--- start of Raw records ---

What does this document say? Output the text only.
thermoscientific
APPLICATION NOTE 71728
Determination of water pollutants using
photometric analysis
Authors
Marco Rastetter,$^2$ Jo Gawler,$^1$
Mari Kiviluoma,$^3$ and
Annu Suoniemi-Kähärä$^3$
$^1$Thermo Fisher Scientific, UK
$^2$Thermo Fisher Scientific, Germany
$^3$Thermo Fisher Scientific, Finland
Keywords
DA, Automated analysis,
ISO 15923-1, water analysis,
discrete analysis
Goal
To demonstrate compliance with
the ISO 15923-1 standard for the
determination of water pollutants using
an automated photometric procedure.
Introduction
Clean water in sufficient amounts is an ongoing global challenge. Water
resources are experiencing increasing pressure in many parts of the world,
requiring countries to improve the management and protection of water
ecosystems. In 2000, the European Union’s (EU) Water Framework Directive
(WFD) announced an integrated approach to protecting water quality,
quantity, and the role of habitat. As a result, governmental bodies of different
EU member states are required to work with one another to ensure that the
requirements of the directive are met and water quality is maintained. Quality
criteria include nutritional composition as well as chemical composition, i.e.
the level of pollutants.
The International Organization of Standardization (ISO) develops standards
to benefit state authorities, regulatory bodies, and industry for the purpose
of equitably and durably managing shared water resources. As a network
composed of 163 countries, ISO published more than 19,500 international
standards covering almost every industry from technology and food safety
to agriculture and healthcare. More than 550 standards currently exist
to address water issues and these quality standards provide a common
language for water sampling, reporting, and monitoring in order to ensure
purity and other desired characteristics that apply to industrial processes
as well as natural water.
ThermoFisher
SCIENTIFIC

--- end of Raw records ---
--- start of Raw records ---

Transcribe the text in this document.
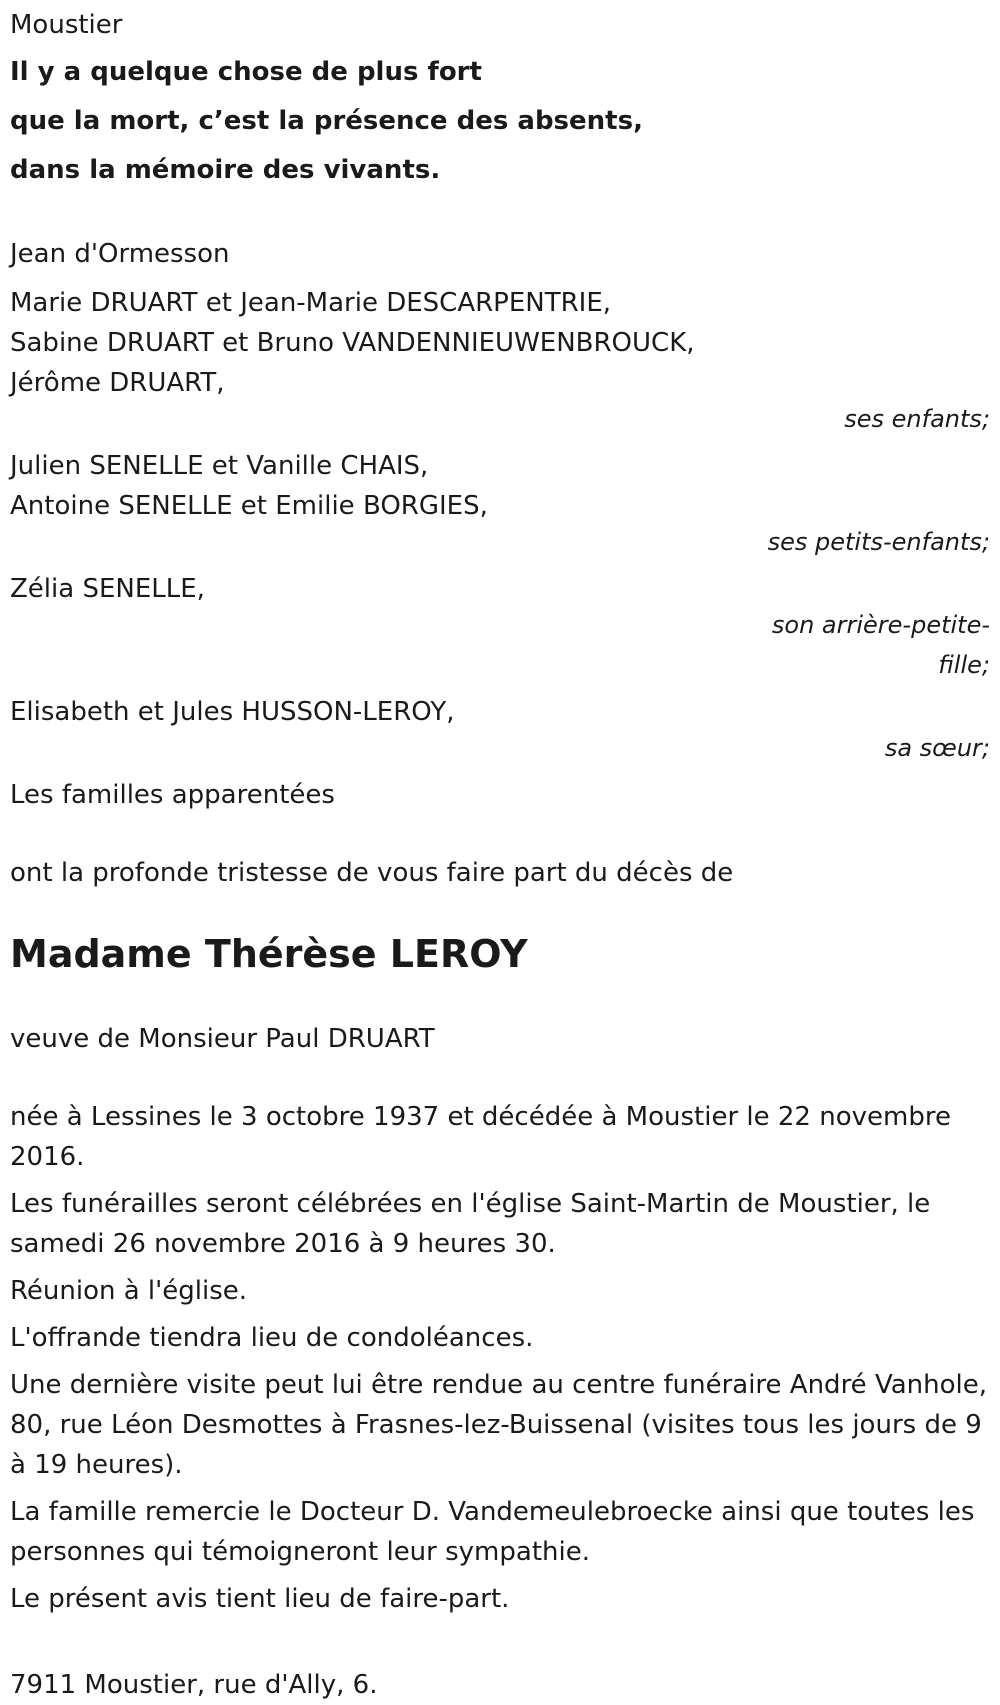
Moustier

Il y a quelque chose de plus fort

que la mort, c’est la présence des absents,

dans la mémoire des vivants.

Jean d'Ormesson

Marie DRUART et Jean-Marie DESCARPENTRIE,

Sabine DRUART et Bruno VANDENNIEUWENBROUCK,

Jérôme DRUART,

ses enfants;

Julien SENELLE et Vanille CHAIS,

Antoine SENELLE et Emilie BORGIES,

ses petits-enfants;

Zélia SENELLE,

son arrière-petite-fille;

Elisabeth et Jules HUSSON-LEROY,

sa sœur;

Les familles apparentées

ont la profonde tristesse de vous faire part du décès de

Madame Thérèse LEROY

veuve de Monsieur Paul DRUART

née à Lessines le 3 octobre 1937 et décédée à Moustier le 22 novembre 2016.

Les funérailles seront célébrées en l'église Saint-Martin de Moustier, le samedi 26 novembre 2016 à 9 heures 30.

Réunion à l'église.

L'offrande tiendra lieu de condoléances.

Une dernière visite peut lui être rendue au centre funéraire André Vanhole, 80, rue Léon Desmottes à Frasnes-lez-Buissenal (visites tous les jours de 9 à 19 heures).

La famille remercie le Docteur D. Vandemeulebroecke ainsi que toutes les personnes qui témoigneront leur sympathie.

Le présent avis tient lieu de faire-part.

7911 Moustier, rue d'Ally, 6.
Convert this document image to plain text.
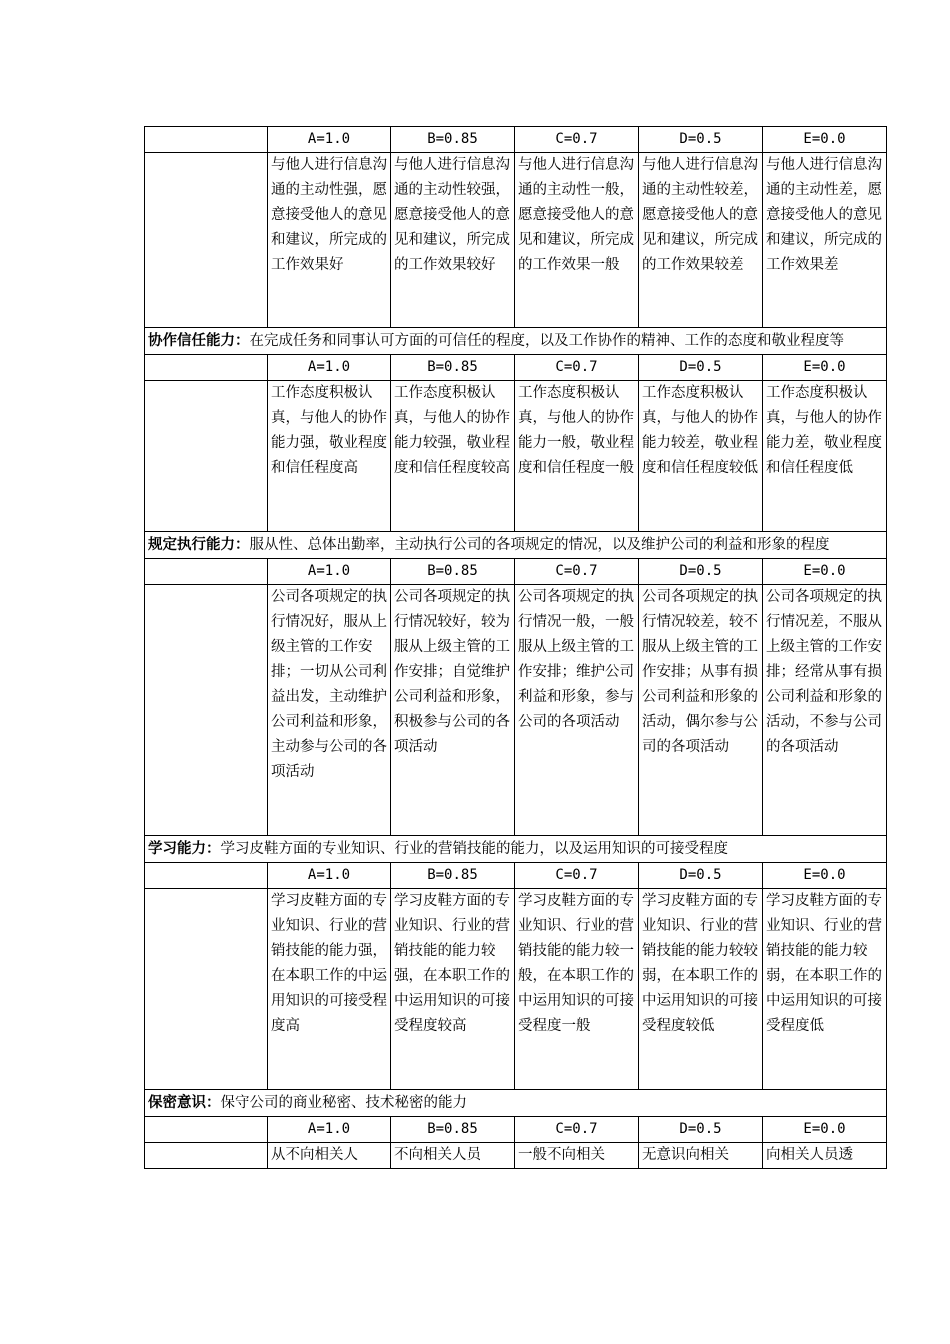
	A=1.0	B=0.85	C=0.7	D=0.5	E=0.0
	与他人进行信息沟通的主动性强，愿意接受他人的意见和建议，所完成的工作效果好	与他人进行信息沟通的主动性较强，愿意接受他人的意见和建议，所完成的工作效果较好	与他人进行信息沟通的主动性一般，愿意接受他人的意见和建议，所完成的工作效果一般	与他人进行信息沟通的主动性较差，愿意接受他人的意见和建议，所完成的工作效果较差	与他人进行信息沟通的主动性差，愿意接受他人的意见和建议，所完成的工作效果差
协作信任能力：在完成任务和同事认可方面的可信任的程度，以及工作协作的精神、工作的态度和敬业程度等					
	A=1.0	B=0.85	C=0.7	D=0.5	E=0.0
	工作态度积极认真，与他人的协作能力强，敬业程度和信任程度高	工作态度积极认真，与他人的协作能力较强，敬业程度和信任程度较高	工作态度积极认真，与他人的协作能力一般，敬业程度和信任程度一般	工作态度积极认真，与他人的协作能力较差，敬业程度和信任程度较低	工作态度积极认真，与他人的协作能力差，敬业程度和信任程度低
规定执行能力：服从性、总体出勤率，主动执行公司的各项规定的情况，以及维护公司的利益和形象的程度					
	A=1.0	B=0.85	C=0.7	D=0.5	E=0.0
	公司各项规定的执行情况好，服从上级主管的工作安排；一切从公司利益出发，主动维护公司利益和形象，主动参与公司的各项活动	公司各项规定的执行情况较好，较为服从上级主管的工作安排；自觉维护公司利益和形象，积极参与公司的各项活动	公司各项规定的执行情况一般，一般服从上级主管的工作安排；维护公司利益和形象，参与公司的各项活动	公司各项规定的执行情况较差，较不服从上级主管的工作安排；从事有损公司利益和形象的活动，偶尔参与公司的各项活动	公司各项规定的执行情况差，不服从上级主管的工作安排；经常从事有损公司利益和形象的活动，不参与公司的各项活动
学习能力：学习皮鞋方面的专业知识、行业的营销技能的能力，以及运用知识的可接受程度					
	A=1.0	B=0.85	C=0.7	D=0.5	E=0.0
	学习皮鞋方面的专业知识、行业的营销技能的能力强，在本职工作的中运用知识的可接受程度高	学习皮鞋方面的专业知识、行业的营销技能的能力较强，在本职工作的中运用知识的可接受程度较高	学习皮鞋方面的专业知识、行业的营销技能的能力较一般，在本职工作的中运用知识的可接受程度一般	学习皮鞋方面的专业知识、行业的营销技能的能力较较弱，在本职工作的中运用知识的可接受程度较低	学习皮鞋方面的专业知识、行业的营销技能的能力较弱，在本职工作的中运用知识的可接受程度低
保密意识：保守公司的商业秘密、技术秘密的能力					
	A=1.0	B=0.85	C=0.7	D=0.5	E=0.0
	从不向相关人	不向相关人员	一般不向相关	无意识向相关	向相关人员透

--- end of Raw records ---

* [Written instruction] Give the number of lines that hold the word "LEROY" in these records, with nothing added.

* [Task result] 2